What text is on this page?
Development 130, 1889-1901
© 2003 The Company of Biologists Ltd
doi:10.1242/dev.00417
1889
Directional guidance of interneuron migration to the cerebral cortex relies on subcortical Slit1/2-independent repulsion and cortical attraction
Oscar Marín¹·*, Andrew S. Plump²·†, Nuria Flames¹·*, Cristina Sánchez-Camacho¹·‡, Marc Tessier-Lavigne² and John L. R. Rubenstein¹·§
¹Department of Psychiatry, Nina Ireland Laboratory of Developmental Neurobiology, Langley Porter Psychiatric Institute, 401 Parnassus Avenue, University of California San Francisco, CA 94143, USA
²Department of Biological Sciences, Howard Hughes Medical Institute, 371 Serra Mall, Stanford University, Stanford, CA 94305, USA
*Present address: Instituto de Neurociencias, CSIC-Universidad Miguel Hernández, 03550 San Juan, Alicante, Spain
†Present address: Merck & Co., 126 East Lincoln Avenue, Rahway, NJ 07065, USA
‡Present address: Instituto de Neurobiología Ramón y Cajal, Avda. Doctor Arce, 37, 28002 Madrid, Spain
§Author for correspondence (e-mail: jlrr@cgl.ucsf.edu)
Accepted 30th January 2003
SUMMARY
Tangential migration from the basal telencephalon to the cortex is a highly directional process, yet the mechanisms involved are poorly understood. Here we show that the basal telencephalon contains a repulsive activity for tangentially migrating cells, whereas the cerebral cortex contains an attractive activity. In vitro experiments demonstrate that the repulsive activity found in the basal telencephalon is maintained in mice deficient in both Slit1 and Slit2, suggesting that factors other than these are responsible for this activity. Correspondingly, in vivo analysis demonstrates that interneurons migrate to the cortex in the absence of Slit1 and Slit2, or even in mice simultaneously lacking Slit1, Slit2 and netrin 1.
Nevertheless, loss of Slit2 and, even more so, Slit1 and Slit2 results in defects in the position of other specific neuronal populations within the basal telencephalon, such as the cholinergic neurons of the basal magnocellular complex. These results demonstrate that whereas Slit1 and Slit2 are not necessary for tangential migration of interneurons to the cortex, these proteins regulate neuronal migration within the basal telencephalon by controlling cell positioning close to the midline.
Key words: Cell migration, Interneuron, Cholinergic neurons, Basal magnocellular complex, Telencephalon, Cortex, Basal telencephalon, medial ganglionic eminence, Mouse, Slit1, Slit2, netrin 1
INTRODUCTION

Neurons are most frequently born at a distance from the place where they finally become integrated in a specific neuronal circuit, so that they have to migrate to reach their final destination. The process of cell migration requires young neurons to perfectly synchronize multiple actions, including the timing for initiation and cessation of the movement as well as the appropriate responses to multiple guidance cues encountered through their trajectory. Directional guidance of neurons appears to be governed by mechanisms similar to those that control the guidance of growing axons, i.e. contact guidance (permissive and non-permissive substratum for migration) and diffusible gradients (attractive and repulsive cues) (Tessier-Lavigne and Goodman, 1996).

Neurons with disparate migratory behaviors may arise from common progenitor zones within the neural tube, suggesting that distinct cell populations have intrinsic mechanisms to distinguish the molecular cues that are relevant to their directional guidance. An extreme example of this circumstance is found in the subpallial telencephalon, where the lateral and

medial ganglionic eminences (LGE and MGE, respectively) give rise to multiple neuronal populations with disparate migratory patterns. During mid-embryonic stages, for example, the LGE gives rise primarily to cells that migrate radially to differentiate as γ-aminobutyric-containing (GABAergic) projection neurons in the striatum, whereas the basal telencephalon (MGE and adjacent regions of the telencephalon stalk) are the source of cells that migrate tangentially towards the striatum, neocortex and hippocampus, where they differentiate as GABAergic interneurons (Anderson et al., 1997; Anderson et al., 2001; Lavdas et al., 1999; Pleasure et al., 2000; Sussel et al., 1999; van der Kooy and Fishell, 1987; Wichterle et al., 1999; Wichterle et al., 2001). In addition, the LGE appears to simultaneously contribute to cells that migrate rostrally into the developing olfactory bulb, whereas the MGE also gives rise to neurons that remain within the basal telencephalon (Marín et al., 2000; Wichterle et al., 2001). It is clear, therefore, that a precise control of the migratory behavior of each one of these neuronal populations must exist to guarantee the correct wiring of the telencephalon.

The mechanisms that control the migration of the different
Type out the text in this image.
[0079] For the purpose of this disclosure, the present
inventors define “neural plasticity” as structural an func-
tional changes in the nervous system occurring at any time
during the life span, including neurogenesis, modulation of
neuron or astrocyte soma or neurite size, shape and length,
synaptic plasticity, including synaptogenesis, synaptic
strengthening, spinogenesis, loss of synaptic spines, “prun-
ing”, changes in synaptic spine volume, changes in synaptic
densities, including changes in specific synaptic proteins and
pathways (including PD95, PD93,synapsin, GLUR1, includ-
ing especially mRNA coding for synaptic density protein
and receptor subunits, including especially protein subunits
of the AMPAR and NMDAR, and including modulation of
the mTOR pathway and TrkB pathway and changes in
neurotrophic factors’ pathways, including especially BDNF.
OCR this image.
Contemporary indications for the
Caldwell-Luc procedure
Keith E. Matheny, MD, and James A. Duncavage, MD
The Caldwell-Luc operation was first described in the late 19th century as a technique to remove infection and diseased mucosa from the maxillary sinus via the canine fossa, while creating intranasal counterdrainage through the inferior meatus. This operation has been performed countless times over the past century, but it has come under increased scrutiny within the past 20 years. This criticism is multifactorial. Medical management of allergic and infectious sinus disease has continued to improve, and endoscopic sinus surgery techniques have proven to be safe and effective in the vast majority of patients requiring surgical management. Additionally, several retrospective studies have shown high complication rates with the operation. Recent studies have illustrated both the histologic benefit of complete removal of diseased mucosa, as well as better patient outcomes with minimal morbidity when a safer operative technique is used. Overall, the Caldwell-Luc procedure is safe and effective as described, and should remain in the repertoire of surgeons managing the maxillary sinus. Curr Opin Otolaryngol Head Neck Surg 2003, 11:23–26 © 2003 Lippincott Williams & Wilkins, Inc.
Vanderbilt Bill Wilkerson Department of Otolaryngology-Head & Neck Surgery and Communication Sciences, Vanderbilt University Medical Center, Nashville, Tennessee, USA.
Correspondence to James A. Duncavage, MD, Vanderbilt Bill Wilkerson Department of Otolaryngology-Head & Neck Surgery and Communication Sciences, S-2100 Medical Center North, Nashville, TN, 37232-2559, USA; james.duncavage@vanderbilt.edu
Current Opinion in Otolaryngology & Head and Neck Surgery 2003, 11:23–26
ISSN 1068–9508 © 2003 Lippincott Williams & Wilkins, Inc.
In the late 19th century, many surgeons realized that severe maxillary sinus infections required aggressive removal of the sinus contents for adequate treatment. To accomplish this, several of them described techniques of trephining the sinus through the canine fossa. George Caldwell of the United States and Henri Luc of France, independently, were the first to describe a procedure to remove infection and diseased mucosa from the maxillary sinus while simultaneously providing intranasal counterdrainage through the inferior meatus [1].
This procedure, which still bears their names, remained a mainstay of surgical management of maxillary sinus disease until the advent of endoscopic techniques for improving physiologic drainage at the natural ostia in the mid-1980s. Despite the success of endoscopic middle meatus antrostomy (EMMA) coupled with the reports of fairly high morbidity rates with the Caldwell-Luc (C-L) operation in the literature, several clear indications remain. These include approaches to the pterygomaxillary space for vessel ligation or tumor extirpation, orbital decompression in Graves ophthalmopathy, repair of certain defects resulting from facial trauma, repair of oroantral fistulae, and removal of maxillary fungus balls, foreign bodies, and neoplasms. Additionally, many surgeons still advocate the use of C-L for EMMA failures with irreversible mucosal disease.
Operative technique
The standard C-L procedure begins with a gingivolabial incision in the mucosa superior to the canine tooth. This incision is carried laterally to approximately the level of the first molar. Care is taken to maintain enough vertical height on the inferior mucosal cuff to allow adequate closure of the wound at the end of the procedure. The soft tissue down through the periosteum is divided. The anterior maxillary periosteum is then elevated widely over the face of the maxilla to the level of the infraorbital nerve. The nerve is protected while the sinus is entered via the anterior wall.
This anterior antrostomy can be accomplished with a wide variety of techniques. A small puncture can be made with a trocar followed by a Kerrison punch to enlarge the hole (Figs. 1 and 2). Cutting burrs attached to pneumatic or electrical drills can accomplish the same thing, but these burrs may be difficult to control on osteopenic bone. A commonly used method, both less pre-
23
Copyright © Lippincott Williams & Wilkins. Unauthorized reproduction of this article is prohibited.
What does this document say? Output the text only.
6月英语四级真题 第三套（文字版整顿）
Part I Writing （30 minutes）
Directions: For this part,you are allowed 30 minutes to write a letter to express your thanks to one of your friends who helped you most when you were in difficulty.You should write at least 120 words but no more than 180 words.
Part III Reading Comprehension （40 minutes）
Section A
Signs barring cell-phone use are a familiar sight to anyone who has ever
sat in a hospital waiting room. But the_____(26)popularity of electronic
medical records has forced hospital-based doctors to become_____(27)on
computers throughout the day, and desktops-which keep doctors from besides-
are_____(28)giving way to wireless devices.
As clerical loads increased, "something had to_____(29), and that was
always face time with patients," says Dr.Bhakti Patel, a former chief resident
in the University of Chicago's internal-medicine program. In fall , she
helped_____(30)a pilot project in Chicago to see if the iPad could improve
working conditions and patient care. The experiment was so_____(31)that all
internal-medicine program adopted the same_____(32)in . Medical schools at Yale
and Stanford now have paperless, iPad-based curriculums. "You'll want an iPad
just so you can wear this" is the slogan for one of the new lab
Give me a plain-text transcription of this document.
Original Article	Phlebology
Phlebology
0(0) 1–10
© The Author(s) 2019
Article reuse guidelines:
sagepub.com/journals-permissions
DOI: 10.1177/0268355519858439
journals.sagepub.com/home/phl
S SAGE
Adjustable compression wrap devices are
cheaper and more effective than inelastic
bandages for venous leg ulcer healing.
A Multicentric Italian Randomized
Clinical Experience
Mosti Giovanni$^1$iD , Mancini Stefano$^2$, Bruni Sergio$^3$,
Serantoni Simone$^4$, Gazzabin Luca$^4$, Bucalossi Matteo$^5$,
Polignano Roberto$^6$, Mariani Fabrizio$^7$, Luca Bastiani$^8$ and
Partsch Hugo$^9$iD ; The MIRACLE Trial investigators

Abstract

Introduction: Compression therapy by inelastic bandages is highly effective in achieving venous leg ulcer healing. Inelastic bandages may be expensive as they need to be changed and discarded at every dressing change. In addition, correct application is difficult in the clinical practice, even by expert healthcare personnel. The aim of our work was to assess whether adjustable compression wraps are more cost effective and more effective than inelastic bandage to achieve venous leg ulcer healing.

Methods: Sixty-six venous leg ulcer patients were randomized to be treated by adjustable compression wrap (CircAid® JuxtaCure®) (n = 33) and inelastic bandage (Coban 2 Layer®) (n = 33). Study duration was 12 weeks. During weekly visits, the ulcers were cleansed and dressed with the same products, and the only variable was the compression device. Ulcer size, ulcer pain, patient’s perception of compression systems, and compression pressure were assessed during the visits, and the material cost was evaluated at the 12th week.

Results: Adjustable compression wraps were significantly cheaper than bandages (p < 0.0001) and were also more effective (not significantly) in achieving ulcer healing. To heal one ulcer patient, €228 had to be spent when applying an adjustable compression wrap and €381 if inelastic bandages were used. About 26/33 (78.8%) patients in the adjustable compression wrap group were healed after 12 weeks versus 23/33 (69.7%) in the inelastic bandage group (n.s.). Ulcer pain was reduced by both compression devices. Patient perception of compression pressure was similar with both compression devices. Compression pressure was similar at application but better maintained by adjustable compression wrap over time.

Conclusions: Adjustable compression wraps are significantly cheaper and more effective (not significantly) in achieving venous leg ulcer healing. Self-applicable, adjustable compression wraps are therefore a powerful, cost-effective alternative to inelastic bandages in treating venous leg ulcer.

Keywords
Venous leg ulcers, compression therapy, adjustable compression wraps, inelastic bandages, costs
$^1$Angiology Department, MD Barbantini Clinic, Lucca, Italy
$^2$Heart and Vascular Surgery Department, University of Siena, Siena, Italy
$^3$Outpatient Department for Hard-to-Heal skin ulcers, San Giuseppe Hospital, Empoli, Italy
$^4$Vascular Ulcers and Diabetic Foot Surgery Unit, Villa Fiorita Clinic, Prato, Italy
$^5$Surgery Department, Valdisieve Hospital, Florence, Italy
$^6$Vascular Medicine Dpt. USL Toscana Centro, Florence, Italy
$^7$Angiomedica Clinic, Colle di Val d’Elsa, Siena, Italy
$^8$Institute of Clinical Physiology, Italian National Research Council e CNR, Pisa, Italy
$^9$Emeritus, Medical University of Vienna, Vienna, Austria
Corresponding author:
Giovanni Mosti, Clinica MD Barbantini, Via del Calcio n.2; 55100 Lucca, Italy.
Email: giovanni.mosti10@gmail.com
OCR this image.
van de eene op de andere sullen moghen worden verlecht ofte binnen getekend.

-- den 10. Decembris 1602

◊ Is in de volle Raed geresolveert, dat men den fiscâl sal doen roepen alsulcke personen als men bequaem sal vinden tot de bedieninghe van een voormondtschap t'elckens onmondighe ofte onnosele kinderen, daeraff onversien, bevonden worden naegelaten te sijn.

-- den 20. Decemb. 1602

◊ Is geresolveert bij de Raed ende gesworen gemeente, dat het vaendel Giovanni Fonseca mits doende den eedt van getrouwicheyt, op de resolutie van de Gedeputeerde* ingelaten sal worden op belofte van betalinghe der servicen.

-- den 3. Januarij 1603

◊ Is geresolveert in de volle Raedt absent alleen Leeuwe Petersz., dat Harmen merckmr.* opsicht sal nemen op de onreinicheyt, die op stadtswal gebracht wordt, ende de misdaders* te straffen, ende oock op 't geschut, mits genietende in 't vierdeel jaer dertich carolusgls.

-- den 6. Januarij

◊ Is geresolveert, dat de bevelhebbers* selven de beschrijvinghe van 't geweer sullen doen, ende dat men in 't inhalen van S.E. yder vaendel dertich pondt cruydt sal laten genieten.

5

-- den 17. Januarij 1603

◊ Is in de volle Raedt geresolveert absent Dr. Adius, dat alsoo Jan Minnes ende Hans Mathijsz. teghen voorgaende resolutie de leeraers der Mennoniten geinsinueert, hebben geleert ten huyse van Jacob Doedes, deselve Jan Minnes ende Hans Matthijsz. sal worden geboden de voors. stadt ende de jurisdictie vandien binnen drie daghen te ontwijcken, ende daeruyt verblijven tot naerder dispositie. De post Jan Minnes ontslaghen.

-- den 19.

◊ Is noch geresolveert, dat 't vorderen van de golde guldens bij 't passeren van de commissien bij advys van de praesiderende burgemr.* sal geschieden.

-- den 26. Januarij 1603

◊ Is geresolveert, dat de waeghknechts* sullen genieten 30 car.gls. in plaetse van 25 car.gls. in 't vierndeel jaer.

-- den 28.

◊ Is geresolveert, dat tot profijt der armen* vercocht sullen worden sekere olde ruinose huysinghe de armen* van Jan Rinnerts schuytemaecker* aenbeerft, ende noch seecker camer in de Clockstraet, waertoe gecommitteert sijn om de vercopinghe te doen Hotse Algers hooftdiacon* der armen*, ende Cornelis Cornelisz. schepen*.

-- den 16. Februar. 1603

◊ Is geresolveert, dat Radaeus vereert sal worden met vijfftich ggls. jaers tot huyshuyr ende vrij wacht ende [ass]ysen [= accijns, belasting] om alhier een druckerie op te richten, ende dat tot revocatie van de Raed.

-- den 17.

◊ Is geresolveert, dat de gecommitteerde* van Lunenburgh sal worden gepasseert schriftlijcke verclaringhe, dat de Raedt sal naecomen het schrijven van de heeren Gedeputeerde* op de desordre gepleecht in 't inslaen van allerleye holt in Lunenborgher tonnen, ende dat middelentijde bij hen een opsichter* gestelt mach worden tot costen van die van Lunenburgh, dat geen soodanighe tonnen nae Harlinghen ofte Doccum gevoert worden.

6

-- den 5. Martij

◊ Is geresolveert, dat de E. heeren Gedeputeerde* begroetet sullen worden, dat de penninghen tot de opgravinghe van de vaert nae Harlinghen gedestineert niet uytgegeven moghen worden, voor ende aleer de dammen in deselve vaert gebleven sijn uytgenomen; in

★ ★ ★ ★ ★

**Task goal**. Give the number of lines in the records that contain the string "iPad", and nothing besides.

**Reply to the task**. 2